# Data to process
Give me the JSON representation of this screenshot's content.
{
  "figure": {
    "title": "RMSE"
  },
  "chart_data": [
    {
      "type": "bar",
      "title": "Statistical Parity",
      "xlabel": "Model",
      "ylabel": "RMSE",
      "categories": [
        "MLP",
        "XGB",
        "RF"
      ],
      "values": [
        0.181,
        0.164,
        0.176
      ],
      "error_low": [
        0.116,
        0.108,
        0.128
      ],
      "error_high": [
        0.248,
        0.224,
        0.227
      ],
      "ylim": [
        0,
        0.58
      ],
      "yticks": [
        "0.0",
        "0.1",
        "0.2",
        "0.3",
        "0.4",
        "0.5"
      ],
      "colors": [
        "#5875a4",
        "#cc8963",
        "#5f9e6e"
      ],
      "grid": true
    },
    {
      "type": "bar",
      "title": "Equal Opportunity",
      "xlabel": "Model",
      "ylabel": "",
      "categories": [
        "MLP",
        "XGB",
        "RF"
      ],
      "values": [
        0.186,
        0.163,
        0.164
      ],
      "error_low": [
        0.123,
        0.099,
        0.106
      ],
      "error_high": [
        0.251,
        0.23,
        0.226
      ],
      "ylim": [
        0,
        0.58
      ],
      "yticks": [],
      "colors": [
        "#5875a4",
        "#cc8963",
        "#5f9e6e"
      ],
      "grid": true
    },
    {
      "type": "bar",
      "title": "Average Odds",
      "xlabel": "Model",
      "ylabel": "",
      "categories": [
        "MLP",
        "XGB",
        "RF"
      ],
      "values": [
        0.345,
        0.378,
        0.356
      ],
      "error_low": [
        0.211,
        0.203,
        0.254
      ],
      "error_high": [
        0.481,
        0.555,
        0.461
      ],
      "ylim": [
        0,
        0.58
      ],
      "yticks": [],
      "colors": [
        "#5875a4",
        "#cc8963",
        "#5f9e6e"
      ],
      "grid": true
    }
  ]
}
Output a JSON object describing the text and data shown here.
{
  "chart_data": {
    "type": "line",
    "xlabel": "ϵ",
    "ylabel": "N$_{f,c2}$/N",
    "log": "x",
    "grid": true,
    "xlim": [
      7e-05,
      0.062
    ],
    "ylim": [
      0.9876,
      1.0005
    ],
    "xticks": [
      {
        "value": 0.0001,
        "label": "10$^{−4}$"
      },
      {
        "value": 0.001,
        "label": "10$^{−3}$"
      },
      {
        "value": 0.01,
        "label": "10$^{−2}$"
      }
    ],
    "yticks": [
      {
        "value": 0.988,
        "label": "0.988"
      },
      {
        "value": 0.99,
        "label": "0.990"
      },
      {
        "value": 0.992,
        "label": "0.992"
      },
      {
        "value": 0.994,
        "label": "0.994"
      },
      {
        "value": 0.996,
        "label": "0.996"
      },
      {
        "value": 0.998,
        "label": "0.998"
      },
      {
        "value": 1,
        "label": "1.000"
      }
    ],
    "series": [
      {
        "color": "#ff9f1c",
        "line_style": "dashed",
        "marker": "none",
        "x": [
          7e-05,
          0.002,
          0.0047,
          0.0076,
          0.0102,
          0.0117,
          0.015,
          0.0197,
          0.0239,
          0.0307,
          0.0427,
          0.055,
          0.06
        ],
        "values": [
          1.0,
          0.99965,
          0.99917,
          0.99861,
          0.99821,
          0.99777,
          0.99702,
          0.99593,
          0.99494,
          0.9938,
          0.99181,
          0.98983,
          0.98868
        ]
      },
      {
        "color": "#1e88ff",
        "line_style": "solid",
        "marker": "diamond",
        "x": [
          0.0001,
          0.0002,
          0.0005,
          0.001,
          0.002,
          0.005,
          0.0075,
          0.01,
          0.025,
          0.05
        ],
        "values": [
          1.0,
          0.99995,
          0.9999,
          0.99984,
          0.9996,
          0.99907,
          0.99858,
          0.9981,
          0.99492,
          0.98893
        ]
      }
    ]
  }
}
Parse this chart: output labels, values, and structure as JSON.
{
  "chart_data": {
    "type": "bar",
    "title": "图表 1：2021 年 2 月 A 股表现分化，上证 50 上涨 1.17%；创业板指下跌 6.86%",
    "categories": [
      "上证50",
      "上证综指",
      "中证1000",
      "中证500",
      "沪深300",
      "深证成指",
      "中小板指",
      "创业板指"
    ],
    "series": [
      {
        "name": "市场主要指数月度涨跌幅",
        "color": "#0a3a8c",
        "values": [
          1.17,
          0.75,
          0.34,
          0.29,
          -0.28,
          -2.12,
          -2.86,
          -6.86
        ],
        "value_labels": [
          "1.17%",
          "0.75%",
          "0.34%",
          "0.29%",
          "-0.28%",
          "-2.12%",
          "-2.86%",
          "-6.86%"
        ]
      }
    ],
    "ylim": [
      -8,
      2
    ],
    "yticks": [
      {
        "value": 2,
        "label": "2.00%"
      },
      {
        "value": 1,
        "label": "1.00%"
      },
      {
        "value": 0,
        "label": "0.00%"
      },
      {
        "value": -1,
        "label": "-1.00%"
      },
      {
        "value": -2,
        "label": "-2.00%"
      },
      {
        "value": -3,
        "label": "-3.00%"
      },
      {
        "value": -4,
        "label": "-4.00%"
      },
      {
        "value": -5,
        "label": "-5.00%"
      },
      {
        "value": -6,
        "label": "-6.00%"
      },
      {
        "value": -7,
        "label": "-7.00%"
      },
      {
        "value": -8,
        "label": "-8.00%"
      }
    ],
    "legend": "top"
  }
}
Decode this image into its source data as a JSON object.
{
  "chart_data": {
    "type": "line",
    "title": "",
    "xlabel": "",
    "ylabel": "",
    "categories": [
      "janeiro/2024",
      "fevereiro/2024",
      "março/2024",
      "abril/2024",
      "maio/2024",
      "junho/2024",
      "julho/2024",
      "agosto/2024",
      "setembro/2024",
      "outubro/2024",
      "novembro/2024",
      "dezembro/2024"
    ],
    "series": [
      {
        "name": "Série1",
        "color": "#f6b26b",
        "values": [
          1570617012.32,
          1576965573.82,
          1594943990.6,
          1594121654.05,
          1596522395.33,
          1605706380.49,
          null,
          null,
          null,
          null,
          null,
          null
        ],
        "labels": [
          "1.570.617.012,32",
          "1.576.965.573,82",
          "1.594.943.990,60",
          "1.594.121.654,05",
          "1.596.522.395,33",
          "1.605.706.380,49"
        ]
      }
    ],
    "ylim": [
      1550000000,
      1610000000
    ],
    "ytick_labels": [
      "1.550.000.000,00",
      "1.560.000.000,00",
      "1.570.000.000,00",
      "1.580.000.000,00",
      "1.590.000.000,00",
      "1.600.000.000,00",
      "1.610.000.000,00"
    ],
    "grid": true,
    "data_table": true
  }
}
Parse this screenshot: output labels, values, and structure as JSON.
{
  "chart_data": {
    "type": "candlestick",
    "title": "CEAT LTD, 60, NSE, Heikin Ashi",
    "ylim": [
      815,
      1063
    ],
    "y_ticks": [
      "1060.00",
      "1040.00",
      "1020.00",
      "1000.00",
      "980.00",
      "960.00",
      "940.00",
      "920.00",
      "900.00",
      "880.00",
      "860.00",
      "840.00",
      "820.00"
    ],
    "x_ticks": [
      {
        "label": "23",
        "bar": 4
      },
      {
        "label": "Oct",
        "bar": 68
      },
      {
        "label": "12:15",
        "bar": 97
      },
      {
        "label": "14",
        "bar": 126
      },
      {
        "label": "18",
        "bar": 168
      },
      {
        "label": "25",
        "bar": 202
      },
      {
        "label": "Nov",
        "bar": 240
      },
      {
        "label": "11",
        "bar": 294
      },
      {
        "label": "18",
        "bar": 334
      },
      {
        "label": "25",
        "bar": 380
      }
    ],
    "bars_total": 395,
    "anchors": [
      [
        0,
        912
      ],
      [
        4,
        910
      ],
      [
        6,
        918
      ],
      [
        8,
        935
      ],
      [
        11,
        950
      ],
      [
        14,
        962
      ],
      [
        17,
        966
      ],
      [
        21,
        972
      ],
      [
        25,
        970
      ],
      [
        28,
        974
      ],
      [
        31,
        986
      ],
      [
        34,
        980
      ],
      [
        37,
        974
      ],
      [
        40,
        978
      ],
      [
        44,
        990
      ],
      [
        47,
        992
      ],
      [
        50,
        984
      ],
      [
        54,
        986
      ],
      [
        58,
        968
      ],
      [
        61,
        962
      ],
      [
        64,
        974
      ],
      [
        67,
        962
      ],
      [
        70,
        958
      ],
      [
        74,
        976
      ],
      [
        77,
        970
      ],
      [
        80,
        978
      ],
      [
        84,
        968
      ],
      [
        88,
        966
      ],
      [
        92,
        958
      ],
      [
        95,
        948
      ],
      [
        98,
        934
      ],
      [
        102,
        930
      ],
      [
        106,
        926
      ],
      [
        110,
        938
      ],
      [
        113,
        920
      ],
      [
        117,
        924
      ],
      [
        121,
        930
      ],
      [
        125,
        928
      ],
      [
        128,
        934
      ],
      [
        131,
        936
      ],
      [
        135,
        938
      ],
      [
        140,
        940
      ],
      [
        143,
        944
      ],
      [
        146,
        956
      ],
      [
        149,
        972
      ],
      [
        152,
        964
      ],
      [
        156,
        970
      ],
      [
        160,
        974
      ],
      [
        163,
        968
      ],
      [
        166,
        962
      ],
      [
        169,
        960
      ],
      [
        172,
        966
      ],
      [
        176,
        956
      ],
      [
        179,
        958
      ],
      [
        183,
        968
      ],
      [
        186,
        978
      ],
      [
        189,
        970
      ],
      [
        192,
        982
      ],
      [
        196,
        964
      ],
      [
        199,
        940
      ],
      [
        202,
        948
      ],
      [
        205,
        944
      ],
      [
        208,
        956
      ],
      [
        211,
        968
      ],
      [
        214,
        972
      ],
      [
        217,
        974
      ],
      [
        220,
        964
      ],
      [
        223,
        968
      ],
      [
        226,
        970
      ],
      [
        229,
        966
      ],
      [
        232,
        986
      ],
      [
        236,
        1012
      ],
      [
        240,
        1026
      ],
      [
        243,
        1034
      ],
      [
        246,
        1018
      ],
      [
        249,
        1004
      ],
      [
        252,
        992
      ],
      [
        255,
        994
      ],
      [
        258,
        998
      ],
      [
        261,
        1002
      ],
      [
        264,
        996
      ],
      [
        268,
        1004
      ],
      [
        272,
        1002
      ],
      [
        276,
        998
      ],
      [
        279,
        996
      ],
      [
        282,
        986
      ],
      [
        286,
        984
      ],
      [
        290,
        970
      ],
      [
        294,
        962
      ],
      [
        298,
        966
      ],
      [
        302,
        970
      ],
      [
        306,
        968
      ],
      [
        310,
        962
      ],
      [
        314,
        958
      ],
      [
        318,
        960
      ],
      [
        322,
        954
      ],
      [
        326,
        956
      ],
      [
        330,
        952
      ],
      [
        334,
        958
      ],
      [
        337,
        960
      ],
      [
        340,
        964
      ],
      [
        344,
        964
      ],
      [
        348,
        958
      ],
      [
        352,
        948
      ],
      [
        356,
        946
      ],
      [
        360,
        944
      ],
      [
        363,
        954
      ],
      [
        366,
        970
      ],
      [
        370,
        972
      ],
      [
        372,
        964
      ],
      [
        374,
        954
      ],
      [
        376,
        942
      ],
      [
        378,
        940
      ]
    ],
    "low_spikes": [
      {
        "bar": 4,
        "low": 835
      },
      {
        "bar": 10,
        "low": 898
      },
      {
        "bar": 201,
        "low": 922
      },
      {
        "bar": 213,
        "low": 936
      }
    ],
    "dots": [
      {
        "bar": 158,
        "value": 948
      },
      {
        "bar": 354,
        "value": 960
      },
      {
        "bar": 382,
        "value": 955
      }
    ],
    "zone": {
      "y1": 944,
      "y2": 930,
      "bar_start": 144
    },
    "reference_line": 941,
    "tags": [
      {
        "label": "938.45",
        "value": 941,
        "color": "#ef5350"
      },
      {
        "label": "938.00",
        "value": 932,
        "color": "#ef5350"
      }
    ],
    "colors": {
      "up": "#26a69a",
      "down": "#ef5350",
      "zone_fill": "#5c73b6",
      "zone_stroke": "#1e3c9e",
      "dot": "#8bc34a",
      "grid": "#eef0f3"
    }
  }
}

# What is asked
Return all the lines that contain the string "ylabel".

# Task solution
      "ylabel": "RMSE",
      "ylabel": "",
      "ylabel": "",
    "ylabel": "N$_{f,c2}$/N",
    "ylabel": "",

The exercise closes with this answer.